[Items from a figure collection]
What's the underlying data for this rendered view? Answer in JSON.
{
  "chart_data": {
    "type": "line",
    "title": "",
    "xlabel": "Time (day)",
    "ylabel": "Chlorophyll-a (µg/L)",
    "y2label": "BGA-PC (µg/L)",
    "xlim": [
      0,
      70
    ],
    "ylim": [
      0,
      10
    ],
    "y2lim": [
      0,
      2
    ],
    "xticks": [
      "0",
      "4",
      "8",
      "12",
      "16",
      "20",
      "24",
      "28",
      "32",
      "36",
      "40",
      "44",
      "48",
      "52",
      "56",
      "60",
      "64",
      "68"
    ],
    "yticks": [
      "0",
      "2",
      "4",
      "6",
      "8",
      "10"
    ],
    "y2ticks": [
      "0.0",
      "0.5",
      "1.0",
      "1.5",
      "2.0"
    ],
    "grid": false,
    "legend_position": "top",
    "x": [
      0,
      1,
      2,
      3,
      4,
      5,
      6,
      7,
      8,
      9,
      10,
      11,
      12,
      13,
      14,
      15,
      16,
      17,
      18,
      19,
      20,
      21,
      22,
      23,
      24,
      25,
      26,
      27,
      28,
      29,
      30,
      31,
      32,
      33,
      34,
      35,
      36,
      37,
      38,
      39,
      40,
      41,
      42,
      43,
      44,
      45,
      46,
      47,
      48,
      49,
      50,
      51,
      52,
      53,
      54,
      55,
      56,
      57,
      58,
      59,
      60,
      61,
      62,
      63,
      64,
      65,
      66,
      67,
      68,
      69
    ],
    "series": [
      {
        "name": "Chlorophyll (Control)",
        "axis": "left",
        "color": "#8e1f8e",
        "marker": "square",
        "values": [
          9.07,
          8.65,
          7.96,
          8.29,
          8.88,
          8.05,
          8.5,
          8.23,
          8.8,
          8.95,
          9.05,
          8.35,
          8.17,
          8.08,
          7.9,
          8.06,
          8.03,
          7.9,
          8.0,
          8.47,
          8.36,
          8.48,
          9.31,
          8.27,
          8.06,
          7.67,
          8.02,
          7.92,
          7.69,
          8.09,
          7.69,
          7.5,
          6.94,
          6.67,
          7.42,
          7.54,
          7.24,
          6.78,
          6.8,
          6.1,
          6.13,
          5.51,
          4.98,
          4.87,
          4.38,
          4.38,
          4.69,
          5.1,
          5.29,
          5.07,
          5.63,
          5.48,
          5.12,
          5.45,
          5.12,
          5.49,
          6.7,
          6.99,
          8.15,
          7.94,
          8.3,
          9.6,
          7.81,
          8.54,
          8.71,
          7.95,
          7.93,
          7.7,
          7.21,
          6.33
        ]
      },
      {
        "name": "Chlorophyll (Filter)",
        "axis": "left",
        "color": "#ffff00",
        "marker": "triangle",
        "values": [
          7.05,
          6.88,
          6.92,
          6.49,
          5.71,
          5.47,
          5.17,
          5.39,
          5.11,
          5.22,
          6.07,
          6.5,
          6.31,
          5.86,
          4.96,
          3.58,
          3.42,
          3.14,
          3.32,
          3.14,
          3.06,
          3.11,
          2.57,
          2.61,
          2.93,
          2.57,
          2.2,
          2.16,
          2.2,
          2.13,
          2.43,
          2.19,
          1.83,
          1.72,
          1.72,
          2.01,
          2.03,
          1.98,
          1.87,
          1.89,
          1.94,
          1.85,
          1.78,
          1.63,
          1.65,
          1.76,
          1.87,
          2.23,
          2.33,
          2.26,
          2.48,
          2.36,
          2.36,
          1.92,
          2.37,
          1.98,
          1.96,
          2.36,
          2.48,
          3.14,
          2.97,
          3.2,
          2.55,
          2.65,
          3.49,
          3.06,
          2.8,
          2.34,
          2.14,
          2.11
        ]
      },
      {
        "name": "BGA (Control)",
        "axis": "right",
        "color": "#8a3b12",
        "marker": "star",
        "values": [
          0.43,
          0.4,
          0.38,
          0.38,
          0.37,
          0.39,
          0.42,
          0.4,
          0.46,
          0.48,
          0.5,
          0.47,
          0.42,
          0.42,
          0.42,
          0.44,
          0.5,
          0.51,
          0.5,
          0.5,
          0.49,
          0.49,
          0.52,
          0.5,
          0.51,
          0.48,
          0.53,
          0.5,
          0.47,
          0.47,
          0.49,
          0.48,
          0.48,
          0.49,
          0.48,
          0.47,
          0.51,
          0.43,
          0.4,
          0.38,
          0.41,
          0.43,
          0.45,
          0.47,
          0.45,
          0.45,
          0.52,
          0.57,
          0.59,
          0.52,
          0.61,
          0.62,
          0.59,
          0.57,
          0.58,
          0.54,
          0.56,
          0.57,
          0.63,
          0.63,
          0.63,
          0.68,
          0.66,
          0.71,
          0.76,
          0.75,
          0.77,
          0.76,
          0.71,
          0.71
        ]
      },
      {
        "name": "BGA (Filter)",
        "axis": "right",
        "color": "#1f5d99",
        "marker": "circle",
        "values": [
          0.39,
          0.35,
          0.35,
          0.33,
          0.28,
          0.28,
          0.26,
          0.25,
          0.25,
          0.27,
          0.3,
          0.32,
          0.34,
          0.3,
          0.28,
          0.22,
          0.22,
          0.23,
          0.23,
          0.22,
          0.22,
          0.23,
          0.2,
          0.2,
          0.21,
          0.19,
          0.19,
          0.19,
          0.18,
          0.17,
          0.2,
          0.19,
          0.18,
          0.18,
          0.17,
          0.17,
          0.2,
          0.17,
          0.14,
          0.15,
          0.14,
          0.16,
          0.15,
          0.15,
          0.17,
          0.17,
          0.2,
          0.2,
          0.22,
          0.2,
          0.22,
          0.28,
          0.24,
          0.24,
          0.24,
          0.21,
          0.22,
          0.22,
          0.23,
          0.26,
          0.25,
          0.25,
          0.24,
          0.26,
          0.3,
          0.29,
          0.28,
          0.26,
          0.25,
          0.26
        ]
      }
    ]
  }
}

- **Directive**
All entries shown above should be printed again exactly.

- **Output of the exercise**
What's the underlying data for this rendered view? Answer in JSON.
{
  "chart_data": {
    "type": "line",
    "title": "",
    "xlabel": "Time (day)",
    "ylabel": "Chlorophyll-a (µg/L)",
    "y2label": "BGA-PC (µg/L)",
    "xlim": [
      0,
      70
    ],
    "ylim": [
      0,
      10
    ],
    "y2lim": [
      0,
      2
    ],
    "xticks": [
      "0",
      "4",
      "8",
      "12",
      "16",
      "20",
      "24",
      "28",
      "32",
      "36",
      "40",
      "44",
      "48",
      "52",
      "56",
      "60",
      "64",
      "68"
    ],
    "yticks": [
      "0",
      "2",
      "4",
      "6",
      "8",
      "10"
    ],
    "y2ticks": [
      "0.0",
      "0.5",
      "1.0",
      "1.5",
      "2.0"
    ],
    "grid": false,
    "legend_position": "top",
    "x": [
      0,
      1,
      2,
      3,
      4,
      5,
      6,
      7,
      8,
      9,
      10,
      11,
      12,
      13,
      14,
      15,
      16,
      17,
      18,
      19,
      20,
      21,
      22,
      23,
      24,
      25,
      26,
      27,
      28,
      29,
      30,
      31,
      32,
      33,
      34,
      35,
      36,
      37,
      38,
      39,
      40,
      41,
      42,
      43,
      44,
      45,
      46,
      47,
      48,
      49,
      50,
      51,
      52,
      53,
      54,
      55,
      56,
      57,
      58,
      59,
      60,
      61,
      62,
      63,
      64,
      65,
      66,
      67,
      68,
      69
    ],
    "series": [
      {
        "name": "Chlorophyll (Control)",
        "axis": "left",
        "color": "#8e1f8e",
        "marker": "square",
        "values": [
          9.07,
          8.65,
          7.96,
          8.29,
          8.88,
          8.05,
          8.5,
          8.23,
          8.8,
          8.95,
          9.05,
          8.35,
          8.17,
          8.08,
          7.9,
          8.06,
          8.03,
          7.9,
          8.0,
          8.47,
          8.36,
          8.48,
          9.31,
          8.27,
          8.06,
          7.67,
          8.02,
          7.92,
          7.69,
          8.09,
          7.69,
          7.5,
          6.94,
          6.67,
          7.42,
          7.54,
          7.24,
          6.78,
          6.8,
          6.1,
          6.13,
          5.51,
          4.98,
          4.87,
          4.38,
          4.38,
          4.69,
          5.1,
          5.29,
          5.07,
          5.63,
          5.48,
          5.12,
          5.45,
          5.12,
          5.49,
          6.7,
          6.99,
          8.15,
          7.94,
          8.3,
          9.6,
          7.81,
          8.54,
          8.71,
          7.95,
          7.93,
          7.7,
          7.21,
          6.33
        ]
      },
      {
        "name": "Chlorophyll (Filter)",
        "axis": "left",
        "color": "#ffff00",
        "marker": "triangle",
        "values": [
          7.05,
          6.88,
          6.92,
          6.49,
          5.71,
          5.47,
          5.17,
          5.39,
          5.11,
          5.22,
          6.07,
          6.5,
          6.31,
          5.86,
          4.96,
          3.58,
          3.42,
          3.14,
          3.32,
          3.14,
          3.06,
          3.11,
          2.57,
          2.61,
          2.93,
          2.57,
          2.2,
          2.16,
          2.2,
          2.13,
          2.43,
          2.19,
          1.83,
          1.72,
          1.72,
          2.01,
          2.03,
          1.98,
          1.87,
          1.89,
          1.94,
          1.85,
          1.78,
          1.63,
          1.65,
          1.76,
          1.87,
          2.23,
          2.33,
          2.26,
          2.48,
          2.36,
          2.36,
          1.92,
          2.37,
          1.98,
          1.96,
          2.36,
          2.48,
          3.14,
          2.97,
          3.2,
          2.55,
          2.65,
          3.49,
          3.06,
          2.8,
          2.34,
          2.14,
          2.11
        ]
      },
      {
        "name": "BGA (Control)",
        "axis": "right",
        "color": "#8a3b12",
        "marker": "star",
        "values": [
          0.43,
          0.4,
          0.38,
          0.38,
          0.37,
          0.39,
          0.42,
          0.4,
          0.46,
          0.48,
          0.5,
          0.47,
          0.42,
          0.42,
          0.42,
          0.44,
          0.5,
          0.51,
          0.5,
          0.5,
          0.49,
          0.49,
          0.52,
          0.5,
          0.51,
          0.48,
          0.53,
          0.5,
          0.47,
          0.47,
          0.49,
          0.48,
          0.48,
          0.49,
          0.48,
          0.47,
          0.51,
          0.43,
          0.4,
          0.38,
          0.41,
          0.43,
          0.45,
          0.47,
          0.45,
          0.45,
          0.52,
          0.57,
          0.59,
          0.52,
          0.61,
          0.62,
          0.59,
          0.57,
          0.58,
          0.54,
          0.56,
          0.57,
          0.63,
          0.63,
          0.63,
          0.68,
          0.66,
          0.71,
          0.76,
          0.75,
          0.77,
          0.76,
          0.71,
          0.71
        ]
      },
      {
        "name": "BGA (Filter)",
        "axis": "right",
        "color": "#1f5d99",
        "marker": "circle",
        "values": [
          0.39,
          0.35,
          0.35,
          0.33,
          0.28,
          0.28,
          0.26,
          0.25,
          0.25,
          0.27,
          0.3,
          0.32,
          0.34,
          0.3,
          0.28,
          0.22,
          0.22,
          0.23,
          0.23,
          0.22,
          0.22,
          0.23,
          0.2,
          0.2,
          0.21,
          0.19,
          0.19,
          0.19,
          0.18,
          0.17,
          0.2,
          0.19,
          0.18,
          0.18,
          0.17,
          0.17,
          0.2,
          0.17,
          0.14,
          0.15,
          0.14,
          0.16,
          0.15,
          0.15,
          0.17,
          0.17,
          0.2,
          0.2,
          0.22,
          0.2,
          0.22,
          0.28,
          0.24,
          0.24,
          0.24,
          0.21,
          0.22,
          0.22,
          0.23,
          0.26,
          0.25,
          0.25,
          0.24,
          0.26,
          0.3,
          0.29,
          0.28,
          0.26,
          0.25,
          0.26
        ]
      }
    ]
  }
}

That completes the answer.